►

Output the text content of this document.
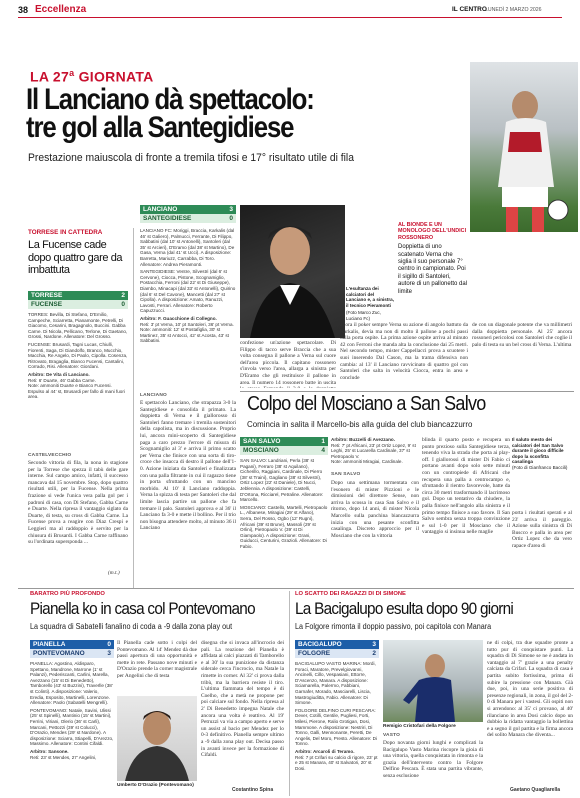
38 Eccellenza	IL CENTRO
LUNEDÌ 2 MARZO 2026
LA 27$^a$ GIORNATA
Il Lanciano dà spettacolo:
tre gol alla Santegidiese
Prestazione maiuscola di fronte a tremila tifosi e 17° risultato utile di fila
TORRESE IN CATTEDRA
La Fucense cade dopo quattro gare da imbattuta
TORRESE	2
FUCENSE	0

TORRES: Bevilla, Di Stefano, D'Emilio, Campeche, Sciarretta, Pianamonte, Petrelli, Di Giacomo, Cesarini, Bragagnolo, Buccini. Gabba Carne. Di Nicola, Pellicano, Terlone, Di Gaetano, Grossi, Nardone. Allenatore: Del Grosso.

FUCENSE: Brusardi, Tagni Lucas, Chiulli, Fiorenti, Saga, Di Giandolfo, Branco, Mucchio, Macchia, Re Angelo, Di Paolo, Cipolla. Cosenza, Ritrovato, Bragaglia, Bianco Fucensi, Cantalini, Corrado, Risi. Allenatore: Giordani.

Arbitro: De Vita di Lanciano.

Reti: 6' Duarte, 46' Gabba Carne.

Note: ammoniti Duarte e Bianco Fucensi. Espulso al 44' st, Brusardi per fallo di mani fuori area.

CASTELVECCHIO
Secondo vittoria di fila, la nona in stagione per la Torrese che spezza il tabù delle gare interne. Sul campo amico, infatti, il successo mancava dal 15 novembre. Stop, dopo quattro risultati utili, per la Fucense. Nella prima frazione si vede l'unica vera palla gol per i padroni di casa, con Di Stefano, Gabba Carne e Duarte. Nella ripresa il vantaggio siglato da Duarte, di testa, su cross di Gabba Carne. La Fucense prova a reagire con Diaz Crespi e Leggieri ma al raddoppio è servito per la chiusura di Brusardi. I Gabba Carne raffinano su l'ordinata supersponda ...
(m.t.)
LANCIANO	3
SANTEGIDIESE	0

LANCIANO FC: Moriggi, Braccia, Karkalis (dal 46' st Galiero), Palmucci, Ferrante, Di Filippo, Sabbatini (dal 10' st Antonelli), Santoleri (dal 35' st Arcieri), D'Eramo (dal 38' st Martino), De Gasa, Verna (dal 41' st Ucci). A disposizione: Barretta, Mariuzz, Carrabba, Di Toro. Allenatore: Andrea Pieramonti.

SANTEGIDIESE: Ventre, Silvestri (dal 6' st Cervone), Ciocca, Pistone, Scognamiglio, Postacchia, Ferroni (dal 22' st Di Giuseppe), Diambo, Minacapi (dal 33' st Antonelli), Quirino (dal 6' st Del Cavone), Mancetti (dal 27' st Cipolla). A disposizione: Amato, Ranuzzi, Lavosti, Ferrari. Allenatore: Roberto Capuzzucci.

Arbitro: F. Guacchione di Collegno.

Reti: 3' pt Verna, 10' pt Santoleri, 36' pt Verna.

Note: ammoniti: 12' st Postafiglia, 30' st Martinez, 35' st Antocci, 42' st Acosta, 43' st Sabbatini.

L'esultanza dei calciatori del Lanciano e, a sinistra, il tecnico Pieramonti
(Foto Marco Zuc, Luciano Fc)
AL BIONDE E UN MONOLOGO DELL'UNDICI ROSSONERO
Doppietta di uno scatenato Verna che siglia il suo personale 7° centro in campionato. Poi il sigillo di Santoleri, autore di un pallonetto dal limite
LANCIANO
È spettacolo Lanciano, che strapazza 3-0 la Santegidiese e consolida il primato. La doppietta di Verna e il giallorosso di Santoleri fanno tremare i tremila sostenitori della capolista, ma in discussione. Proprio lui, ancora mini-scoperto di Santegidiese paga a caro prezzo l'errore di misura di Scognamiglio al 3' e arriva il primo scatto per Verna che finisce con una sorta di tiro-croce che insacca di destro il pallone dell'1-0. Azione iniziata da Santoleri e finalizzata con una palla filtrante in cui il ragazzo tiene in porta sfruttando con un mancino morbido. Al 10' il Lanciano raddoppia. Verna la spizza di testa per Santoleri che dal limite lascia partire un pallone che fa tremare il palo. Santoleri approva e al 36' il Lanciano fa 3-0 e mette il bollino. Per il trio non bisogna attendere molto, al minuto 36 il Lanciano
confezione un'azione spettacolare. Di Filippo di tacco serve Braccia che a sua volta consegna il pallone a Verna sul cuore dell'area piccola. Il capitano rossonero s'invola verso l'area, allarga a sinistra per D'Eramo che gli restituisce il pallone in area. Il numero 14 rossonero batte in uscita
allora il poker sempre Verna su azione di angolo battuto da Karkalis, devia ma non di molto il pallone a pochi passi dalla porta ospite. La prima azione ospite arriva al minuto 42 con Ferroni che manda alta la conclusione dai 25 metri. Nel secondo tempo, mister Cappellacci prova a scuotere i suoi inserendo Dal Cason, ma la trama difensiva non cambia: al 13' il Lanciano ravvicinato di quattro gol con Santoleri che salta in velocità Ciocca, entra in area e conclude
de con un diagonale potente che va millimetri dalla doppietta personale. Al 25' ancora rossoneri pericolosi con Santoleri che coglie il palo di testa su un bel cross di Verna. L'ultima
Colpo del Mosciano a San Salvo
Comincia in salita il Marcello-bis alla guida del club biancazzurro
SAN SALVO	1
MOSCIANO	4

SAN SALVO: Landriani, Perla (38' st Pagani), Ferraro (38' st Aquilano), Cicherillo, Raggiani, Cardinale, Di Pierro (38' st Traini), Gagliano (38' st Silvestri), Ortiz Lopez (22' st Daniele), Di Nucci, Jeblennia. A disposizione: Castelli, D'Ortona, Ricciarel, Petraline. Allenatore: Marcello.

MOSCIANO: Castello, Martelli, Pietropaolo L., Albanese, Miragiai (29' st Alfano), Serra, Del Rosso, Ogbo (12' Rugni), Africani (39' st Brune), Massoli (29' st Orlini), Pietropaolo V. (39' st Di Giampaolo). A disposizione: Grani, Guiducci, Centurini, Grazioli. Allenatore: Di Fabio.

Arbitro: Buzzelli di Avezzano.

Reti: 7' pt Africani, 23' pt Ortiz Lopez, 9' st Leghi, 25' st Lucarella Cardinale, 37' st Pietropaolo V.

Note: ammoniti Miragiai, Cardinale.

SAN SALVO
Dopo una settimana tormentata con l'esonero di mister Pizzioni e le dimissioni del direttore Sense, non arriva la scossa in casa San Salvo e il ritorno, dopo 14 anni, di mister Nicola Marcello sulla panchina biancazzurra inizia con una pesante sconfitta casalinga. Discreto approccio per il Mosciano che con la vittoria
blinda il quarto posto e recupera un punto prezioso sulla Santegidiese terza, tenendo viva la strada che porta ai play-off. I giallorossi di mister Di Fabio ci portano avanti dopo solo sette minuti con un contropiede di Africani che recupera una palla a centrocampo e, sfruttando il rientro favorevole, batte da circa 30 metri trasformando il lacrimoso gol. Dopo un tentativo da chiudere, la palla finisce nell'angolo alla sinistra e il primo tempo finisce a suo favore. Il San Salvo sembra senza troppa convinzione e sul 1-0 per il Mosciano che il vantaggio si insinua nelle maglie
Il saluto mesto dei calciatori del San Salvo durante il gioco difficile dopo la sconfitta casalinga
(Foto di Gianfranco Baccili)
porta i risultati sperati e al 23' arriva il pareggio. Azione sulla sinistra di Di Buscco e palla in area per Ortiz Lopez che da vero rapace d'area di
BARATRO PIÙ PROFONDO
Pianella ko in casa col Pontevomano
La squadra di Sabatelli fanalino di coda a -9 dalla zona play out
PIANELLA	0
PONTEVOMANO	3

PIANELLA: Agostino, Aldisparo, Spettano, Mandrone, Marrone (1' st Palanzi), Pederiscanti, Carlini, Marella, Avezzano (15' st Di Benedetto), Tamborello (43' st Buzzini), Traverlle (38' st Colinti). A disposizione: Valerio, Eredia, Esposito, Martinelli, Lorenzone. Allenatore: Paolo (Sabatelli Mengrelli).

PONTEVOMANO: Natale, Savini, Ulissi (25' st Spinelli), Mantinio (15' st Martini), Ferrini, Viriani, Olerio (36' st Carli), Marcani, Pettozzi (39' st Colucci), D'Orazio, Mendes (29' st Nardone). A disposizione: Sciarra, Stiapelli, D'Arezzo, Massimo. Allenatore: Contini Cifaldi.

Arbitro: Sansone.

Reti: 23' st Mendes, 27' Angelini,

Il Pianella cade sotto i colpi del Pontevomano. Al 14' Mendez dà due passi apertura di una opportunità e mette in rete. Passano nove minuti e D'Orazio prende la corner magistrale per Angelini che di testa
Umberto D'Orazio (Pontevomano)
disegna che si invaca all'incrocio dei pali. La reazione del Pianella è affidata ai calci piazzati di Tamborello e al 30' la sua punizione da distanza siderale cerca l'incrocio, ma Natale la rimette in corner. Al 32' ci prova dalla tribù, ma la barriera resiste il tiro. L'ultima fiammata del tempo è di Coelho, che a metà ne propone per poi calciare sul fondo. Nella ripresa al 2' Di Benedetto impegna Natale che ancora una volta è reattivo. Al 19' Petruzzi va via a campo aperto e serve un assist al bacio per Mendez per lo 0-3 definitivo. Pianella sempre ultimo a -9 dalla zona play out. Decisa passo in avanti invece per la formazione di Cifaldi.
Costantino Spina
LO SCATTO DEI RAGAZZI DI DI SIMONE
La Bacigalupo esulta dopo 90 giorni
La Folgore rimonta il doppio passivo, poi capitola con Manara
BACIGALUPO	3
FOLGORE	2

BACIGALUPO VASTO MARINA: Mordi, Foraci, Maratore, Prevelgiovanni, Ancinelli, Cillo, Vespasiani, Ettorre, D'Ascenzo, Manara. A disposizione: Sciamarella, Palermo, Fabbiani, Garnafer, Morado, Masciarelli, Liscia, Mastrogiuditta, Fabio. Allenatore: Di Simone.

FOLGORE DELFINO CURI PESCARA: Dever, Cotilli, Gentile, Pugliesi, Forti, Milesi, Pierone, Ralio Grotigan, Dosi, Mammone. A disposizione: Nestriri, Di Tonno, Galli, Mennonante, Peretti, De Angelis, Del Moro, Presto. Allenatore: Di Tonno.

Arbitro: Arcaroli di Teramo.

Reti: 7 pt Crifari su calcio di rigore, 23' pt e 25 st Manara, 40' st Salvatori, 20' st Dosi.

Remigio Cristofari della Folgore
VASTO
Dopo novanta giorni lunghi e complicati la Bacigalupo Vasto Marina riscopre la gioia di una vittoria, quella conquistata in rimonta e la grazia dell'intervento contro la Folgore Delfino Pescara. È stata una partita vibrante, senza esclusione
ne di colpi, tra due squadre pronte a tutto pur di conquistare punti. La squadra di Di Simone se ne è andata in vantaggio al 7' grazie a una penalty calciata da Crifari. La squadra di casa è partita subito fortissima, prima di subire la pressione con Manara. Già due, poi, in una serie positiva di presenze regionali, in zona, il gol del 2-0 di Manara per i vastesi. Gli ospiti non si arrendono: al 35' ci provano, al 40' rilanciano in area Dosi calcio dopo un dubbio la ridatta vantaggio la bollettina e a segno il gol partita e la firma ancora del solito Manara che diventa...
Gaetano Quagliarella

◄
►

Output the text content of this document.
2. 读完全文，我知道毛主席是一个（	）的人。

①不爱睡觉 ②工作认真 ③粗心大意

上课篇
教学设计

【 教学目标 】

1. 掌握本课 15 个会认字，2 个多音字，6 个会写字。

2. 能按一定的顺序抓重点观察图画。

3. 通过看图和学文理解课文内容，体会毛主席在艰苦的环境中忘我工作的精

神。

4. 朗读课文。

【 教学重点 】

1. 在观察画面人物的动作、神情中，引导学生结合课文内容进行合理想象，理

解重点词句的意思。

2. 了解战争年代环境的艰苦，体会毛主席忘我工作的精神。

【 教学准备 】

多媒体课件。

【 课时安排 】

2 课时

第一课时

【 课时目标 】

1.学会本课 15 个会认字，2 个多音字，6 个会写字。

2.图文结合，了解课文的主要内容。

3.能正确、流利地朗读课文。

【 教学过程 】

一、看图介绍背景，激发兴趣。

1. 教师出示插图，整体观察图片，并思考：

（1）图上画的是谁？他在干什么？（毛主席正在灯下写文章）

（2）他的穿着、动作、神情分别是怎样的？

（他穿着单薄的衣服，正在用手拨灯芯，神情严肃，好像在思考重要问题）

◄
►

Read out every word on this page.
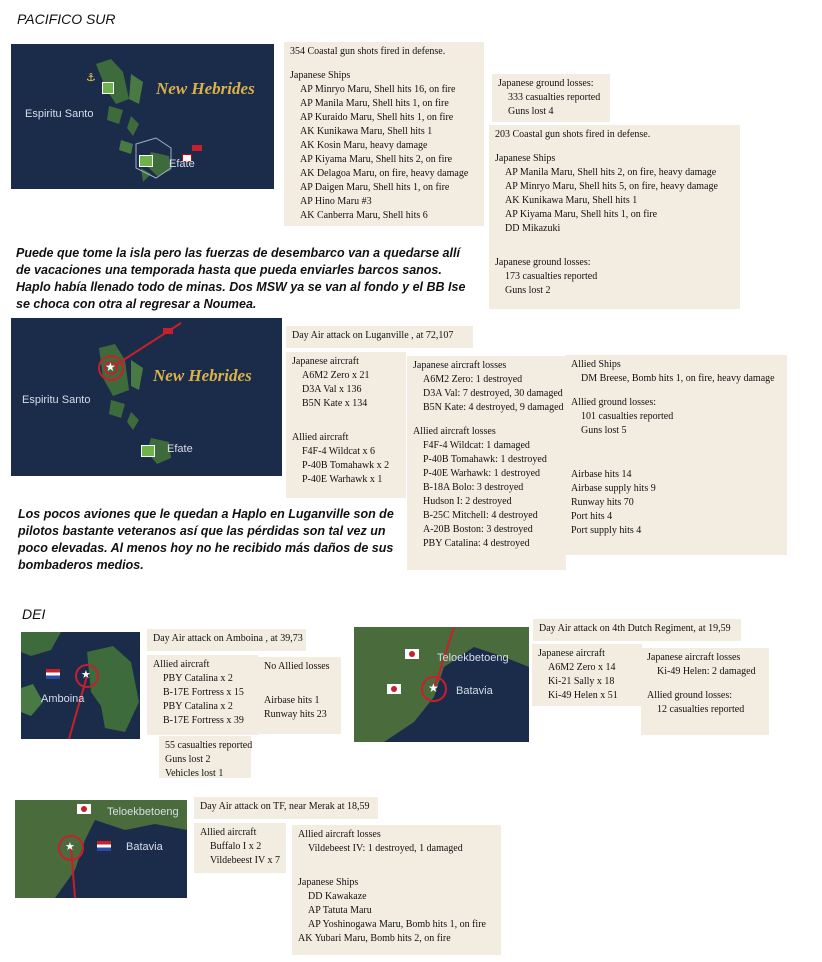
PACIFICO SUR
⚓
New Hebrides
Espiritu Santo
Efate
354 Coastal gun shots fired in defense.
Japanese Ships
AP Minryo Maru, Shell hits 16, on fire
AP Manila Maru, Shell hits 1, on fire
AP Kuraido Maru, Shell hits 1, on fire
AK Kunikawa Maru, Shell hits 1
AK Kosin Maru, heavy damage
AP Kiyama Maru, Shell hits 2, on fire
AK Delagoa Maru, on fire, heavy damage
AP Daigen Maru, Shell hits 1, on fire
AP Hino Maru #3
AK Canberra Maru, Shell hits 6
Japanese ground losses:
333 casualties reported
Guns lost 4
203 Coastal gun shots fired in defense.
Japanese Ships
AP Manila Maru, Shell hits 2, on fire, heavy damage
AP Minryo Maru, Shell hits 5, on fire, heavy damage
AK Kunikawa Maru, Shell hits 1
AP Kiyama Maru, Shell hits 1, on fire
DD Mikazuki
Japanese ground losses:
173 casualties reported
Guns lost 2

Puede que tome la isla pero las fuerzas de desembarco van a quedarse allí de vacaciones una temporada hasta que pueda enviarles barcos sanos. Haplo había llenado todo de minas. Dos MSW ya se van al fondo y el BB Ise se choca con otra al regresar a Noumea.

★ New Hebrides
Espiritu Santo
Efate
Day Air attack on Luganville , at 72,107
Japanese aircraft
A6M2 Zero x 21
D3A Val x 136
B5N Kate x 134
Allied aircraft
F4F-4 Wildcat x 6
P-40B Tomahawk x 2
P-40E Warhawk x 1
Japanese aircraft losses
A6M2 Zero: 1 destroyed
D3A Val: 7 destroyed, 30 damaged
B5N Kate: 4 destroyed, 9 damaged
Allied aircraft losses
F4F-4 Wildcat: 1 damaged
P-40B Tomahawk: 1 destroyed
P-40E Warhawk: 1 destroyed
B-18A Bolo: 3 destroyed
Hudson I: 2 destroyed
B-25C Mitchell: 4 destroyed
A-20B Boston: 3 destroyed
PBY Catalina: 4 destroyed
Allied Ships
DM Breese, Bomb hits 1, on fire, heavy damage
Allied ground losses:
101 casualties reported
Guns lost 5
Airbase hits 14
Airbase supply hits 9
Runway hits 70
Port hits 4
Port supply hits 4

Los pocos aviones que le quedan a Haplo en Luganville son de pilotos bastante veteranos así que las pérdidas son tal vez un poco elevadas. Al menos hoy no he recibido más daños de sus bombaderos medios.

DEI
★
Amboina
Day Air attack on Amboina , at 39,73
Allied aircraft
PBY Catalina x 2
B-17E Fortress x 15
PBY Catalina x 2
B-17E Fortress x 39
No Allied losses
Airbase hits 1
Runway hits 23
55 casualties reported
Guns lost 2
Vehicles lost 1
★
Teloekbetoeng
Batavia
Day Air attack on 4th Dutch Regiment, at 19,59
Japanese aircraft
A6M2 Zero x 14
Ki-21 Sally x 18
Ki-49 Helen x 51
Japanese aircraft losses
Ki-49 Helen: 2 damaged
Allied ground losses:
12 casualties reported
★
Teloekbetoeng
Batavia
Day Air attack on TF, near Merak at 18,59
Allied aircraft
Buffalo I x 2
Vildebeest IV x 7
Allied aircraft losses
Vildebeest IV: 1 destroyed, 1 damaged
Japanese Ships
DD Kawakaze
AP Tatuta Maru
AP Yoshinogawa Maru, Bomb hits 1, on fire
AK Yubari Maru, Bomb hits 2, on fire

◄

Take every line from the data that contains the word "calciatori".

Exercise result.
L'esultanza dei calciatori del Lanciano e, a sinistra, il tecnico Pieramonti
Il saluto mesto dei calciatori del San Salvo durante il gioco difficile dopo la sconfitta casalinga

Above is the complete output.